SHORT EXERCISE:
Images embedded in the records are excluded; print everything else exactly as given.

DATA:
[Start]

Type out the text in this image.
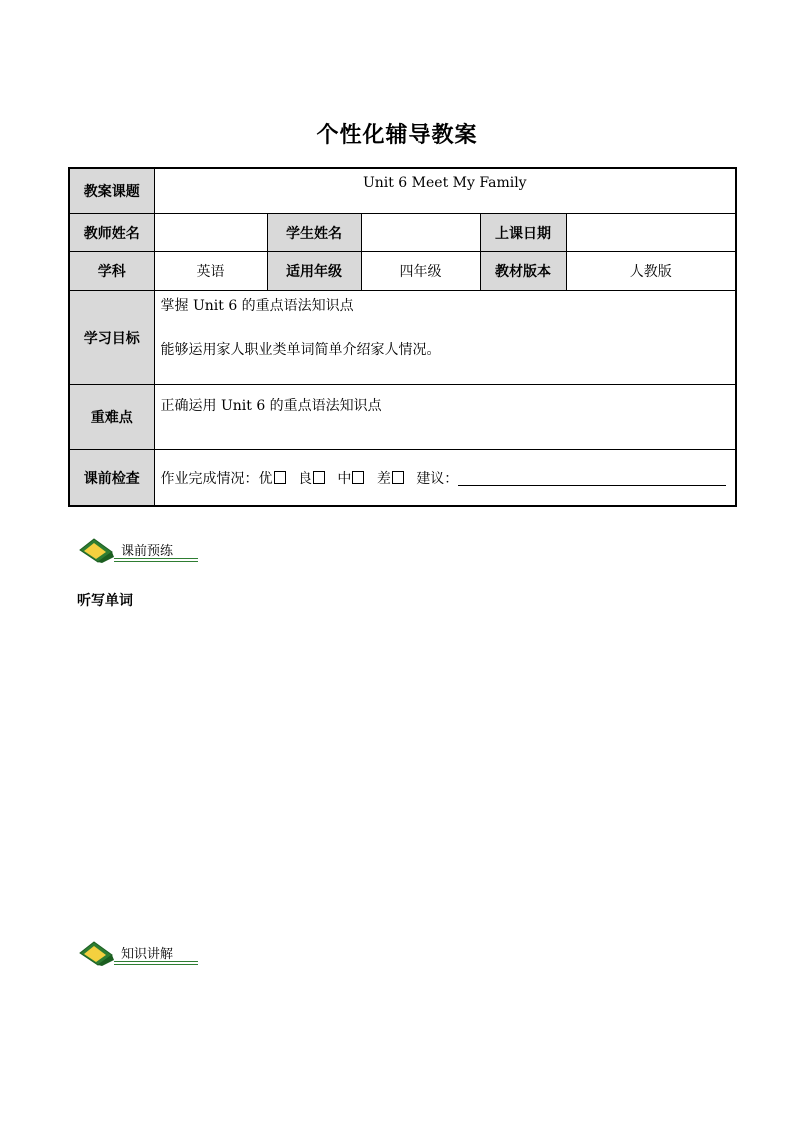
个性化辅导教案
教案课题	Unit 6 Meet My Family				
教师姓名		学生姓名		上课日期	
学科	英语	适用年级	四年级	教材版本	人教版
学习目标	掌握 Unit 6 的重点语法知识点
能够运用家人职业类单词简单介绍家人情况。				

重难点	正确运用 Unit 6 的重点语法知识点				
课前检查	作业完成情况：优 良 中 差 建议：				
课前预练
听写单词
知识讲解
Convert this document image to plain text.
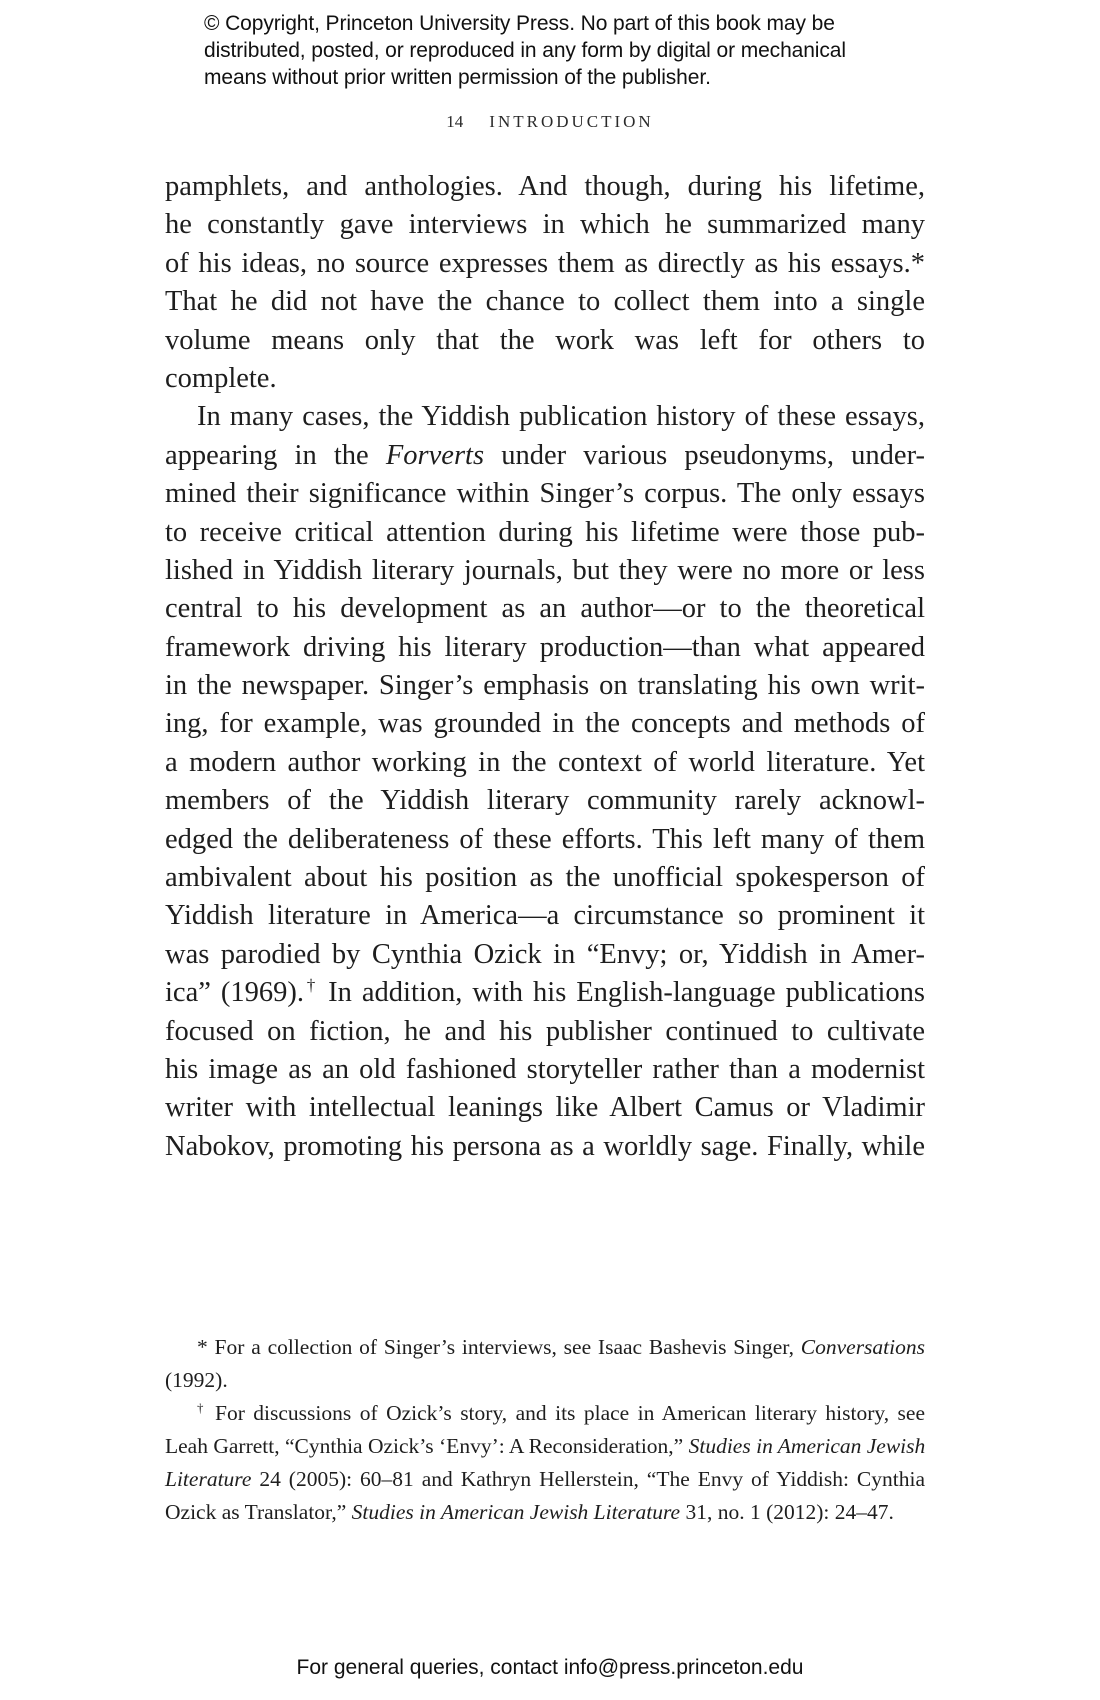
© Copyright, Princeton University Press. No part of this book may be
distributed, posted, or reproduced in any form by digital or mechanical
means without prior written permission of the publisher.
14 INTRODUCTION
pamphlets, and anthologies. And though, during his lifetime,
he constantly gave interviews in which he summarized many
of his ideas, no source expresses them as directly as his essays.*
That he did not have the chance to collect them into a single
volume means only that the work was left for others to
complete.
In many cases, the Yiddish publication history of these essays,
appearing in the Forverts under various pseudonyms, under-
mined their significance within Singer’s corpus. The only essays
to receive critical attention during his lifetime were those pub-
lished in Yiddish literary journals, but they were no more or less
central to his development as an author—or to the theoretical
framework driving his literary production—than what appeared
in the newspaper. Singer’s emphasis on translating his own writ-
ing, for example, was grounded in the concepts and methods of
a modern author working in the context of world literature. Yet
members of the Yiddish literary community rarely acknowl-
edged the deliberateness of these efforts. This left many of them
ambivalent about his position as the unofficial spokesperson of
Yiddish literature in America—a circumstance so prominent it
was parodied by Cynthia Ozick in “Envy; or, Yiddish in Amer-
ica” (1969).† In addition, with his English-language publications
focused on fiction, he and his publisher continued to cultivate
his image as an old fashioned storyteller rather than a modernist
writer with intellectual leanings like Albert Camus or Vladimir
Nabokov, promoting his persona as a worldly sage. Finally, while
* For a collection of Singer’s interviews, see Isaac Bashevis Singer, Conversations
(1992).
† For discussions of Ozick’s story, and its place in American literary history, see
Leah Garrett, “Cynthia Ozick’s ‘Envy’: A Reconsideration,” Studies in American Jewish
Literature 24 (2005): 60–81 and Kathryn Hellerstein, “The Envy of Yiddish: Cynthia
Ozick as Translator,” Studies in American Jewish Literature 31, no. 1 (2012): 24–47.
For general queries, contact info@press.princeton.edu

[End]

CORRECT OUTPUT:
Type out the text in this image.
个性化辅导教案
教案课题	Unit 6 Meet My Family				
教师姓名		学生姓名		上课日期	
学科	英语	适用年级	四年级	教材版本	人教版
学习目标	掌握 Unit 6 的重点语法知识点
能够运用家人职业类单词简单介绍家人情况。				

重难点	正确运用 Unit 6 的重点语法知识点				
课前检查	作业完成情况：优 良 中 差 建议：				
课前预练
听写单词
知识讲解
Convert this document image to plain text.
© Copyright, Princeton University Press. No part of this book may be
distributed, posted, or reproduced in any form by digital or mechanical
means without prior written permission of the publisher.
14 INTRODUCTION
pamphlets, and anthologies. And though, during his lifetime,
he constantly gave interviews in which he summarized many
of his ideas, no source expresses them as directly as his essays.*
That he did not have the chance to collect them into a single
volume means only that the work was left for others to
complete.
In many cases, the Yiddish publication history of these essays,
appearing in the Forverts under various pseudonyms, under-
mined their significance within Singer’s corpus. The only essays
to receive critical attention during his lifetime were those pub-
lished in Yiddish literary journals, but they were no more or less
central to his development as an author—or to the theoretical
framework driving his literary production—than what appeared
in the newspaper. Singer’s emphasis on translating his own writ-
ing, for example, was grounded in the concepts and methods of
a modern author working in the context of world literature. Yet
members of the Yiddish literary community rarely acknowl-
edged the deliberateness of these efforts. This left many of them
ambivalent about his position as the unofficial spokesperson of
Yiddish literature in America—a circumstance so prominent it
was parodied by Cynthia Ozick in “Envy; or, Yiddish in Amer-
ica” (1969).† In addition, with his English-language publications
focused on fiction, he and his publisher continued to cultivate
his image as an old fashioned storyteller rather than a modernist
writer with intellectual leanings like Albert Camus or Vladimir
Nabokov, promoting his persona as a worldly sage. Finally, while
* For a collection of Singer’s interviews, see Isaac Bashevis Singer, Conversations
(1992).
† For discussions of Ozick’s story, and its place in American literary history, see
Leah Garrett, “Cynthia Ozick’s ‘Envy’: A Reconsideration,” Studies in American Jewish
Literature 24 (2005): 60–81 and Kathryn Hellerstein, “The Envy of Yiddish: Cynthia
Ozick as Translator,” Studies in American Jewish Literature 31, no. 1 (2012): 24–47.
For general queries, contact info@press.princeton.edu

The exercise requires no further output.